**THE REQUEST:** Please extract every line of the records below that contains the string "annotation", counting only matches with the same letter case.

::: DATA PROVIDED :::

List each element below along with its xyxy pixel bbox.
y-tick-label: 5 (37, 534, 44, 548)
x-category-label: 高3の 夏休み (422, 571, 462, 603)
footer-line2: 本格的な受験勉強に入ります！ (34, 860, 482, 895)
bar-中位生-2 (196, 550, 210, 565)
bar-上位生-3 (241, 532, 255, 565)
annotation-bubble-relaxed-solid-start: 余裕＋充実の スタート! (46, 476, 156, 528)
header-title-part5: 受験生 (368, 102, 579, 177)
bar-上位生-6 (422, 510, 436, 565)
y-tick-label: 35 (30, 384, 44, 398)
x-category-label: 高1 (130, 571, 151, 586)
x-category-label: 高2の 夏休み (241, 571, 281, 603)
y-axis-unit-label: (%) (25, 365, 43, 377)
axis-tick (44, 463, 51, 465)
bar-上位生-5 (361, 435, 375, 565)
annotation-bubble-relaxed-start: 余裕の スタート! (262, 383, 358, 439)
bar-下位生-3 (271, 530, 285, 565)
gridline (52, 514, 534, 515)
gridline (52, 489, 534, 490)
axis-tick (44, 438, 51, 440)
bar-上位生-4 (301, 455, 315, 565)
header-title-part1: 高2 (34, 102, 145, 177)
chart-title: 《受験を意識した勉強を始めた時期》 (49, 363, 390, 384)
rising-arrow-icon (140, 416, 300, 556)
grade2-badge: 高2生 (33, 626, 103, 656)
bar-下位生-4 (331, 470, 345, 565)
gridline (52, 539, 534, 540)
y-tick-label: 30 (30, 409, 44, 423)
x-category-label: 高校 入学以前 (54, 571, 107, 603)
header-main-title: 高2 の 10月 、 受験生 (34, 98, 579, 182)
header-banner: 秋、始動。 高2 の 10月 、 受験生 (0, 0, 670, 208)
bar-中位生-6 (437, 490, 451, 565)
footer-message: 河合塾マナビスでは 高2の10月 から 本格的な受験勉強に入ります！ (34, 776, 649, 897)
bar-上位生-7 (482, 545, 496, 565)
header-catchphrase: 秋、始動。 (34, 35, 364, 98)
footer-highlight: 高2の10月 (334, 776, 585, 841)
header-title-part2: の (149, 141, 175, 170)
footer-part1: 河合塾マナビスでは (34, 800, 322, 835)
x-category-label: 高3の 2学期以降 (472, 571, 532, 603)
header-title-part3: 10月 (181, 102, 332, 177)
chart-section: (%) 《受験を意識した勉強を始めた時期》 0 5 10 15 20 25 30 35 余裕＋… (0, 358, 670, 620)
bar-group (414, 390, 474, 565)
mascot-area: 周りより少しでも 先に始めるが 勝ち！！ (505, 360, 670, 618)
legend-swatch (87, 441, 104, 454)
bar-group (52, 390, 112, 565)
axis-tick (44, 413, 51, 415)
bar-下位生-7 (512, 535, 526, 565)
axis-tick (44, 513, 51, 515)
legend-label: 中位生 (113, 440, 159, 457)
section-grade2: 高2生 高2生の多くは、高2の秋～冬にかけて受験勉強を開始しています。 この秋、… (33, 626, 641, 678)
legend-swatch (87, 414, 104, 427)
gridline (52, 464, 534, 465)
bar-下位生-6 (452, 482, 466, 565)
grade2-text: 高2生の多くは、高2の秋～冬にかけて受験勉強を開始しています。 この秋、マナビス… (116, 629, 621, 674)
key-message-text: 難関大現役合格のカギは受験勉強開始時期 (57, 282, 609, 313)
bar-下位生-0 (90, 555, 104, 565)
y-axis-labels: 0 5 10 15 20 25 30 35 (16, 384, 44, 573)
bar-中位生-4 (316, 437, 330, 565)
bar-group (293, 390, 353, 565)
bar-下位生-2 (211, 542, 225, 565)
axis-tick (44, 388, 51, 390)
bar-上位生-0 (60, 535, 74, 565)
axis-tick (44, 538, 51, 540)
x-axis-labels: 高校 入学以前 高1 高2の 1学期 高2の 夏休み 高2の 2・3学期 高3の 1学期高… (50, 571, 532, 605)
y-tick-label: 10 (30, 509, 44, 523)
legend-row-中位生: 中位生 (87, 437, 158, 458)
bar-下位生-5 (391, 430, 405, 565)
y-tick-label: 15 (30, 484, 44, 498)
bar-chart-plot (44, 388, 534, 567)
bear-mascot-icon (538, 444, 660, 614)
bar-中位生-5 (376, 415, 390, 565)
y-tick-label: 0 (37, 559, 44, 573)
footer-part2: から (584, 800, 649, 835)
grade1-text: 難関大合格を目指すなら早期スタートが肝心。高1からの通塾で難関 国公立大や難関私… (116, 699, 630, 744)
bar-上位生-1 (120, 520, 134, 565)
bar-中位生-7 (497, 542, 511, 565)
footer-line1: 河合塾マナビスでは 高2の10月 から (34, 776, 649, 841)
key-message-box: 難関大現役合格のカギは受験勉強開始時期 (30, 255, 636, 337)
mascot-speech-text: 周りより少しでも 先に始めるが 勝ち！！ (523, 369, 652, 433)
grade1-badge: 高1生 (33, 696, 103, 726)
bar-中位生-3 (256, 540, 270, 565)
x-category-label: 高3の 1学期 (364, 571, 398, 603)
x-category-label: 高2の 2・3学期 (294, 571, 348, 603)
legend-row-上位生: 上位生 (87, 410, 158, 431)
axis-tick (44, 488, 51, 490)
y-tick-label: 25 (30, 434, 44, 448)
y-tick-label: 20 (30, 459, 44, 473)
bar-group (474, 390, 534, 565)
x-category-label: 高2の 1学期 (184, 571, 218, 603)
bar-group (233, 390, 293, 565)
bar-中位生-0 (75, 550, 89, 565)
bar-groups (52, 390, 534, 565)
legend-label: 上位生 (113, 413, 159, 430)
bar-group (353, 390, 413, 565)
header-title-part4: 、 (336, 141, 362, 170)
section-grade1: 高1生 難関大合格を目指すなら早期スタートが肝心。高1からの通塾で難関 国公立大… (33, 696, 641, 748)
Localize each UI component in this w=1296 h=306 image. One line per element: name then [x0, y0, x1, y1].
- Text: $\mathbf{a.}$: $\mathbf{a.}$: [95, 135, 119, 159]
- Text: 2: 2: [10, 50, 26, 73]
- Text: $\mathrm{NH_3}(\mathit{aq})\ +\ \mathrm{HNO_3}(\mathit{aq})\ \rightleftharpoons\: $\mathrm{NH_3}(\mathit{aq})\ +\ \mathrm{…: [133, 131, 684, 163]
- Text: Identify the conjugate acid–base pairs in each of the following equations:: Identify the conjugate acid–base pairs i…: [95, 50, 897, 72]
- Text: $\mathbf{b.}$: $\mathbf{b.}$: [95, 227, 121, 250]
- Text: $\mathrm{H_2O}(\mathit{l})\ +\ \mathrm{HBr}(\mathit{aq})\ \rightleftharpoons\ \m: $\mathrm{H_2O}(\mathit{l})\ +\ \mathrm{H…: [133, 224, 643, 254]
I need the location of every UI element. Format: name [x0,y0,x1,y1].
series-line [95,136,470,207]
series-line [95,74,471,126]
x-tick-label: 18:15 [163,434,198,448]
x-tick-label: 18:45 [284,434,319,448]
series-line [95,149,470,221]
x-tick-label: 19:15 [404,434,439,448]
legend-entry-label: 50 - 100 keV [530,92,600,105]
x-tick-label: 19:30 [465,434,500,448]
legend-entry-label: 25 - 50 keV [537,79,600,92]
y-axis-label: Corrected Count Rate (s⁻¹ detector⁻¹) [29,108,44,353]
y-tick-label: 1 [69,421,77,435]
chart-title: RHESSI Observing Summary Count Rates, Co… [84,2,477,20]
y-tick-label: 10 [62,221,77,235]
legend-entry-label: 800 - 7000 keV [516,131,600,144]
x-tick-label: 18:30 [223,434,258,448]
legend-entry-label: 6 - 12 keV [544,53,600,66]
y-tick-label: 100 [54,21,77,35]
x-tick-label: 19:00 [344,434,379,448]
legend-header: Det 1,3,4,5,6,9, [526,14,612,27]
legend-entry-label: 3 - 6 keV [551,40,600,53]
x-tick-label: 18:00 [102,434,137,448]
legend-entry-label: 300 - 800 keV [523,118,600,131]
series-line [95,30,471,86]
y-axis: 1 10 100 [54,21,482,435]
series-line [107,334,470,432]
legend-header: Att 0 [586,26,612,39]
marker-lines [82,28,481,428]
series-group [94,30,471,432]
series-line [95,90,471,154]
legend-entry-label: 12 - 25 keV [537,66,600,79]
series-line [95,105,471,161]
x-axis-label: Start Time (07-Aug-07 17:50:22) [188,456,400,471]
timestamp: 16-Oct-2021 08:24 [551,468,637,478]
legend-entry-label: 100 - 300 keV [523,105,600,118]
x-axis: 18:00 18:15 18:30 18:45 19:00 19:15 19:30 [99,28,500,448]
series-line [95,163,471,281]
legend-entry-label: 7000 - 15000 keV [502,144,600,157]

:::

**EXERCISE SOLUTION:**
annotation-bubble-relaxed-solid-start: 余裕＋充実の スタート! (46, 476, 156, 528)
annotation-bubble-relaxed-start: 余裕の スタート! (262, 383, 358, 439)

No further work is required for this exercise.